§ Исходные данные

━━━━

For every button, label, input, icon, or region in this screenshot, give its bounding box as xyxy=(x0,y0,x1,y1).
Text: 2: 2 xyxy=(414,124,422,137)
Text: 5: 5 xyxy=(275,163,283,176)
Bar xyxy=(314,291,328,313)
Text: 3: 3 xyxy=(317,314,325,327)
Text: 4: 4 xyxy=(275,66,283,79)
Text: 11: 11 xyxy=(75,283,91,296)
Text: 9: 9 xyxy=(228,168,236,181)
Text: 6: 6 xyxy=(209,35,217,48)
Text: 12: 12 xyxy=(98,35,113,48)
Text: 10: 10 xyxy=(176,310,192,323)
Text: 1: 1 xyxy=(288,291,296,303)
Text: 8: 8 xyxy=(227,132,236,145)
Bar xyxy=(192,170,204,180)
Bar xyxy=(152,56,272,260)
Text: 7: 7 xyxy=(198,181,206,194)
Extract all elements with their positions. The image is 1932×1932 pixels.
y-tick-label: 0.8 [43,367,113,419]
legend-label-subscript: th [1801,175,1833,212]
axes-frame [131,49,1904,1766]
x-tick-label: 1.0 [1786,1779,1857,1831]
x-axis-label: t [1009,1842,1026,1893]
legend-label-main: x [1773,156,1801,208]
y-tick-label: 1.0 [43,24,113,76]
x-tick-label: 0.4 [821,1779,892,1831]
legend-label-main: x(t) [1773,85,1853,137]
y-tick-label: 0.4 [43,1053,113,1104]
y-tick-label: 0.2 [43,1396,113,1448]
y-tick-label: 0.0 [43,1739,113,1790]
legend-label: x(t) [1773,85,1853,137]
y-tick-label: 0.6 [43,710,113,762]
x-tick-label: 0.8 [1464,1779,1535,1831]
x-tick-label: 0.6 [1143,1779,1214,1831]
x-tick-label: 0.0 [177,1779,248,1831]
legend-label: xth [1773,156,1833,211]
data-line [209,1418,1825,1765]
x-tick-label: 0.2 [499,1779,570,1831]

━━━━

§ Что нужно сделать
Можете ли вы слово в слово воспроизвести строки всех записей выше?

§ Ответ ниже
For every button, label, input, icon, or region in this screenshot, give its bounding box as xyxy=(x0,y0,x1,y1).
Text: 2: 2 xyxy=(414,124,422,137)
Text: 5: 5 xyxy=(275,163,283,176)
Bar xyxy=(314,291,328,313)
Text: 3: 3 xyxy=(317,314,325,327)
Text: 4: 4 xyxy=(275,66,283,79)
Text: 11: 11 xyxy=(75,283,91,296)
Text: 9: 9 xyxy=(228,168,236,181)
Text: 6: 6 xyxy=(209,35,217,48)
Text: 12: 12 xyxy=(98,35,113,48)
Text: 10: 10 xyxy=(176,310,192,323)
Text: 1: 1 xyxy=(288,291,296,303)
Text: 8: 8 xyxy=(227,132,236,145)
Bar xyxy=(192,170,204,180)
Bar xyxy=(152,56,272,260)
Text: 7: 7 xyxy=(198,181,206,194)
Extract all elements with their positions. The image is 1932×1932 pixels.
y-tick-label: 0.8 [43,367,113,419]
legend-label-subscript: th [1801,175,1833,212]
axes-frame [131,49,1904,1766]
x-tick-label: 1.0 [1786,1779,1857,1831]
x-axis-label: t [1009,1842,1026,1893]
legend-label-main: x [1773,156,1801,208]
y-tick-label: 1.0 [43,24,113,76]
x-tick-label: 0.4 [821,1779,892,1831]
legend-label-main: x(t) [1773,85,1853,137]
y-tick-label: 0.4 [43,1053,113,1104]
y-tick-label: 0.2 [43,1396,113,1448]
y-tick-label: 0.0 [43,1739,113,1790]
legend-label: x(t) [1773,85,1853,137]
y-tick-label: 0.6 [43,710,113,762]
x-tick-label: 0.8 [1464,1779,1535,1831]
x-tick-label: 0.6 [1143,1779,1214,1831]
x-tick-label: 0.0 [177,1779,248,1831]
legend-label: xth [1773,156,1833,211]
data-line [209,1418,1825,1765]
x-tick-label: 0.2 [499,1779,570,1831]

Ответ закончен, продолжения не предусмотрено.